Repeat all of the records verbatim.

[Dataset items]
_ _ _ _

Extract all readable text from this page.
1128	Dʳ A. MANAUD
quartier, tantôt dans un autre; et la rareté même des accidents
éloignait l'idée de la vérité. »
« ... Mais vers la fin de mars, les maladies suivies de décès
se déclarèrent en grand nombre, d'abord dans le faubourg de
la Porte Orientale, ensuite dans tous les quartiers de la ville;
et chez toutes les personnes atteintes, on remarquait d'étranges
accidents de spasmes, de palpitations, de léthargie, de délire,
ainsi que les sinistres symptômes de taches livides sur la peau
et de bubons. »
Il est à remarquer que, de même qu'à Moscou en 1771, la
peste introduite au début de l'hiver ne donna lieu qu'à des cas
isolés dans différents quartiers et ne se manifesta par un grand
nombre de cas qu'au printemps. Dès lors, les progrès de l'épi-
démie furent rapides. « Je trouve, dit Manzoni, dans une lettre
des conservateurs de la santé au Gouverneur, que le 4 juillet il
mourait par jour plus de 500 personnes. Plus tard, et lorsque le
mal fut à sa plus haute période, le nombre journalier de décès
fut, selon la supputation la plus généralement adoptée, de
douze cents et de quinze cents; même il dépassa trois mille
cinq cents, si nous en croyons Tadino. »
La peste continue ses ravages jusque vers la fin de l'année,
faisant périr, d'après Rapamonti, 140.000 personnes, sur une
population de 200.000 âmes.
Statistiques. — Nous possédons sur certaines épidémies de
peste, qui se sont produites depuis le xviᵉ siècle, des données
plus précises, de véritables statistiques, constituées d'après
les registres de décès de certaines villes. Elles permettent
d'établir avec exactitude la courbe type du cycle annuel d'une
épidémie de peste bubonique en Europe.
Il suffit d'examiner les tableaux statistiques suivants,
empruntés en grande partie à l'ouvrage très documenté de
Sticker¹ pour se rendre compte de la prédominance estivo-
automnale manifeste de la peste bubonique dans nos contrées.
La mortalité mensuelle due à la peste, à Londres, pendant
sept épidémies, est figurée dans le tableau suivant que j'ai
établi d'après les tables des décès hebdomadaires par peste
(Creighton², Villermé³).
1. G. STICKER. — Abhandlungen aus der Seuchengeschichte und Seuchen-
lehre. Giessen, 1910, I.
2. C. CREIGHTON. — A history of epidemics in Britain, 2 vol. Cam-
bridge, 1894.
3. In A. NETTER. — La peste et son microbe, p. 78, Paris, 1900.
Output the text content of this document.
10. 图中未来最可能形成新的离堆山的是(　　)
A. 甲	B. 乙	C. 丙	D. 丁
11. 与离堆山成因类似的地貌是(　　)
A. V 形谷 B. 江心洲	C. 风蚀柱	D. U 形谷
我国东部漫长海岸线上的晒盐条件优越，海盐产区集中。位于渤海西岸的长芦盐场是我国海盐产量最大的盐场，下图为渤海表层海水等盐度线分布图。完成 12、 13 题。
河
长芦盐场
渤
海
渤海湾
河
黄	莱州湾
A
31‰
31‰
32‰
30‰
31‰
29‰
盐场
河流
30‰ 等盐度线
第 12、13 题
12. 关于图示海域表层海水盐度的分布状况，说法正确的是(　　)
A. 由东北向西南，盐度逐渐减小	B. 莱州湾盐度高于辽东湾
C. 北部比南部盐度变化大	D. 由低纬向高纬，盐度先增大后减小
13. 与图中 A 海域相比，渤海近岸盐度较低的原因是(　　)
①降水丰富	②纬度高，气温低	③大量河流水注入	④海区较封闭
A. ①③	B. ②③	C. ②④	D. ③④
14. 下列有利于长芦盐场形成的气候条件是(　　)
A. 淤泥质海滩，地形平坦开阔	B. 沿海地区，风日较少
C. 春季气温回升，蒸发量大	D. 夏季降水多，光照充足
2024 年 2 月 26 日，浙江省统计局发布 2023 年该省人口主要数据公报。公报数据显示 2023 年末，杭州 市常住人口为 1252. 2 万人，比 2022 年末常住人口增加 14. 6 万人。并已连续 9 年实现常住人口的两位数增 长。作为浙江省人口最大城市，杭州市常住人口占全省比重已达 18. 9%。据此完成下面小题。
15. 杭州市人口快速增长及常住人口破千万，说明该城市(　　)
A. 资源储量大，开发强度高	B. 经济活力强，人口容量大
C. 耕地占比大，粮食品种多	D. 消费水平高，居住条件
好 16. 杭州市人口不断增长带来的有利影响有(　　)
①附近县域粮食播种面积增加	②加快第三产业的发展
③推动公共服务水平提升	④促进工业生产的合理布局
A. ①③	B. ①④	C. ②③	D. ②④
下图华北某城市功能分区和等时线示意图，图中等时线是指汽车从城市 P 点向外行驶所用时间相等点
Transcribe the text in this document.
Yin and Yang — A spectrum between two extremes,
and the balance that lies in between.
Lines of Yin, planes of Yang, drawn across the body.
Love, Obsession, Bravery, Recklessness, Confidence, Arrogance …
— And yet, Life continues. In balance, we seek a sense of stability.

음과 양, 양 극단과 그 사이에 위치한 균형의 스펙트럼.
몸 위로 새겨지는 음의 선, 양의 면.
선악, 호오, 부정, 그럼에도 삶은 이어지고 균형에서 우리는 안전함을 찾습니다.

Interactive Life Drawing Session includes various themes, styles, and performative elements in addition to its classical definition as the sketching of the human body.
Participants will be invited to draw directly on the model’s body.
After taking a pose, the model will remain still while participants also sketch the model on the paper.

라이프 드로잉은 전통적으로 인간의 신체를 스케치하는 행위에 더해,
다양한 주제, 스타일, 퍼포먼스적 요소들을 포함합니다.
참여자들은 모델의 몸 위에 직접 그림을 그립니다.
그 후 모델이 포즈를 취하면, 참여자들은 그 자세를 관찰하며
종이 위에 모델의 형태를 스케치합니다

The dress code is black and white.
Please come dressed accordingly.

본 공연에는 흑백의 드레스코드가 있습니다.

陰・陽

_ _ _ _

> [ANSWER TO THIS TASK]:
Extract all readable text from this page.
1128	Dʳ A. MANAUD
quartier, tantôt dans un autre; et la rareté même des accidents
éloignait l'idée de la vérité. »
« ... Mais vers la fin de mars, les maladies suivies de décès
se déclarèrent en grand nombre, d'abord dans le faubourg de
la Porte Orientale, ensuite dans tous les quartiers de la ville;
et chez toutes les personnes atteintes, on remarquait d'étranges
accidents de spasmes, de palpitations, de léthargie, de délire,
ainsi que les sinistres symptômes de taches livides sur la peau
et de bubons. »
Il est à remarquer que, de même qu'à Moscou en 1771, la
peste introduite au début de l'hiver ne donna lieu qu'à des cas
isolés dans différents quartiers et ne se manifesta par un grand
nombre de cas qu'au printemps. Dès lors, les progrès de l'épi-
démie furent rapides. « Je trouve, dit Manzoni, dans une lettre
des conservateurs de la santé au Gouverneur, que le 4 juillet il
mourait par jour plus de 500 personnes. Plus tard, et lorsque le
mal fut à sa plus haute période, le nombre journalier de décès
fut, selon la supputation la plus généralement adoptée, de
douze cents et de quinze cents; même il dépassa trois mille
cinq cents, si nous en croyons Tadino. »
La peste continue ses ravages jusque vers la fin de l'année,
faisant périr, d'après Rapamonti, 140.000 personnes, sur une
population de 200.000 âmes.
Statistiques. — Nous possédons sur certaines épidémies de
peste, qui se sont produites depuis le xviᵉ siècle, des données
plus précises, de véritables statistiques, constituées d'après
les registres de décès de certaines villes. Elles permettent
d'établir avec exactitude la courbe type du cycle annuel d'une
épidémie de peste bubonique en Europe.
Il suffit d'examiner les tableaux statistiques suivants,
empruntés en grande partie à l'ouvrage très documenté de
Sticker¹ pour se rendre compte de la prédominance estivo-
automnale manifeste de la peste bubonique dans nos contrées.
La mortalité mensuelle due à la peste, à Londres, pendant
sept épidémies, est figurée dans le tableau suivant que j'ai
établi d'après les tables des décès hebdomadaires par peste
(Creighton², Villermé³).
1. G. STICKER. — Abhandlungen aus der Seuchengeschichte und Seuchen-
lehre. Giessen, 1910, I.
2. C. CREIGHTON. — A history of epidemics in Britain, 2 vol. Cam-
bridge, 1894.
3. In A. NETTER. — La peste et son microbe, p. 78, Paris, 1900.
Output the text content of this document.
10. 图中未来最可能形成新的离堆山的是(　　)
A. 甲	B. 乙	C. 丙	D. 丁
11. 与离堆山成因类似的地貌是(　　)
A. V 形谷 B. 江心洲	C. 风蚀柱	D. U 形谷
我国东部漫长海岸线上的晒盐条件优越，海盐产区集中。位于渤海西岸的长芦盐场是我国海盐产量最大的盐场，下图为渤海表层海水等盐度线分布图。完成 12、 13 题。
河
长芦盐场
渤
海
渤海湾
河
黄	莱州湾
A
31‰
31‰
32‰
30‰
31‰
29‰
盐场
河流
30‰ 等盐度线
第 12、13 题
12. 关于图示海域表层海水盐度的分布状况，说法正确的是(　　)
A. 由东北向西南，盐度逐渐减小	B. 莱州湾盐度高于辽东湾
C. 北部比南部盐度变化大	D. 由低纬向高纬，盐度先增大后减小
13. 与图中 A 海域相比，渤海近岸盐度较低的原因是(　　)
①降水丰富	②纬度高，气温低	③大量河流水注入	④海区较封闭
A. ①③	B. ②③	C. ②④	D. ③④
14. 下列有利于长芦盐场形成的气候条件是(　　)
A. 淤泥质海滩，地形平坦开阔	B. 沿海地区，风日较少
C. 春季气温回升，蒸发量大	D. 夏季降水多，光照充足
2024 年 2 月 26 日，浙江省统计局发布 2023 年该省人口主要数据公报。公报数据显示 2023 年末，杭州 市常住人口为 1252. 2 万人，比 2022 年末常住人口增加 14. 6 万人。并已连续 9 年实现常住人口的两位数增 长。作为浙江省人口最大城市，杭州市常住人口占全省比重已达 18. 9%。据此完成下面小题。
15. 杭州市人口快速增长及常住人口破千万，说明该城市(　　)
A. 资源储量大，开发强度高	B. 经济活力强，人口容量大
C. 耕地占比大，粮食品种多	D. 消费水平高，居住条件
好 16. 杭州市人口不断增长带来的有利影响有(　　)
①附近县域粮食播种面积增加	②加快第三产业的发展
③推动公共服务水平提升	④促进工业生产的合理布局
A. ①③	B. ①④	C. ②③	D. ②④
下图华北某城市功能分区和等时线示意图，图中等时线是指汽车从城市 P 点向外行驶所用时间相等点
Transcribe the text in this document.
Yin and Yang — A spectrum between two extremes,
and the balance that lies in between.
Lines of Yin, planes of Yang, drawn across the body.
Love, Obsession, Bravery, Recklessness, Confidence, Arrogance …
— And yet, Life continues. In balance, we seek a sense of stability.

음과 양, 양 극단과 그 사이에 위치한 균형의 스펙트럼.
몸 위로 새겨지는 음의 선, 양의 면.
선악, 호오, 부정, 그럼에도 삶은 이어지고 균형에서 우리는 안전함을 찾습니다.

Interactive Life Drawing Session includes various themes, styles, and performative elements in addition to its classical definition as the sketching of the human body.
Participants will be invited to draw directly on the model’s body.
After taking a pose, the model will remain still while participants also sketch the model on the paper.

라이프 드로잉은 전통적으로 인간의 신체를 스케치하는 행위에 더해,
다양한 주제, 스타일, 퍼포먼스적 요소들을 포함합니다.
참여자들은 모델의 몸 위에 직접 그림을 그립니다.
그 후 모델이 포즈를 취하면, 참여자들은 그 자세를 관찰하며
종이 위에 모델의 형태를 스케치합니다

The dress code is black and white.
Please come dressed accordingly.

본 공연에는 흑백의 드레스코드가 있습니다.

陰・陽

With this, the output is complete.